* TASKS
• A. Condense the paragraph of the Rain Man review that begins "Well its all about the relationship" into a shorter version that keeps its main facts.
• B. Carry on the Rain Man review past its final sentence, adding one more paragraph in the same voice.

Rain Man (1988)
I can’t really call this a revisit as this was first watch before I was watching films to in the volume I do now, so Rain Man (1988) sadly doesn’t count. I decided to revisit this film purely on a comment made during Mad City (1997). I vaguely remembered the earlier film, all that I did was that Tom Cruise and Dustin Hoffman were brothers. An idea I initially thought was in-plausible on the face of it. It took another look to see what the film was really about beyond this relationship.
Well its all about the relationship really between these estranged brothers. It’s the themes explored about them that make this a rewarding film. One that would hopefully not get remade, and sadly would not get green-lit today in Hollywood unless it was an indie film. I fear today that the theme of Autism would be mocked, turning it into a comedy which is just inappropriate. The inclusion and depiction of people with disabilities has improved in the last decade, however a film is a rare and brave move. What made it work was the spell-binding and Oscar-winning performance by Hoffman who submerges into this man Raymond Babbit who merely looks and sounds like him. What he portrays is a man who is lost and controlled by his disability, with sensitivity and acute attention to detail. One of a long line if actors who has snapped up the golden statue for taking such a deep plunge, taking a bigger risk paid off for him and the audience who believe him completely.

* DATA SEGMENT
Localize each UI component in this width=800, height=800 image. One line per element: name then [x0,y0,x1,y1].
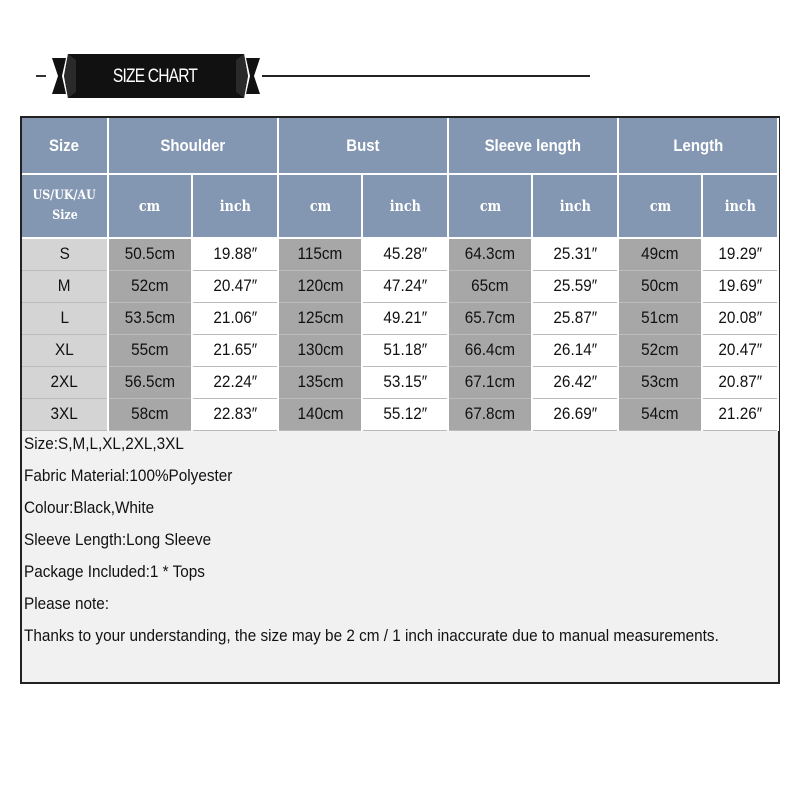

* EXERCISE RESPONSES
• A. The film centers on the relationship between two estranged brothers, and the themes explored around them make it rewarding. The reviewer hopes it will not be remade and believes Hollywood today would green-light it only as an indie film, fearing its theme of autism would be mocked and turned into comedy. Depictions of people with disabilities have improved over the last decade, but such a film is still a rare and brave move. It works because of Hoffman's spellbinding, Oscar-winning performance as Raymond Babbit, a man lost and controlled by his disability, played with sensitivity and close attention to detail. Hoffman joins a long line of actors who won the statue for a deep plunge into a role, and the risk paid off because the audience believes him completely.

• B.
Paired opposite a young Tom Cruise as the yuppie Charlie Babbit basically playing Tom Cruise as we knew him in the 1980’s. Under financial pressure, his care business is struggling, one of a number who are suffering after the crash of the decade. Still living the high life of the successful young business man. He even has the foreign girlfriend Susanna (Valeria Golino) who gets too little time in the film. Which allows a different kind of road trip travel from Missouri to Los Angeles. Beginning as a kidnapping when Charlie is all but snubbed in his fathers will. Looking for the trustee of the $3 million dollars that can be found at the Walbrook Institute where we find Raymond trapped in his own autistic world of routine, obsessions and repetition, this is the man whose meant to have the fortune, what could he possibly want or do with it? That’s what Charlie’s thinking on meeting this man.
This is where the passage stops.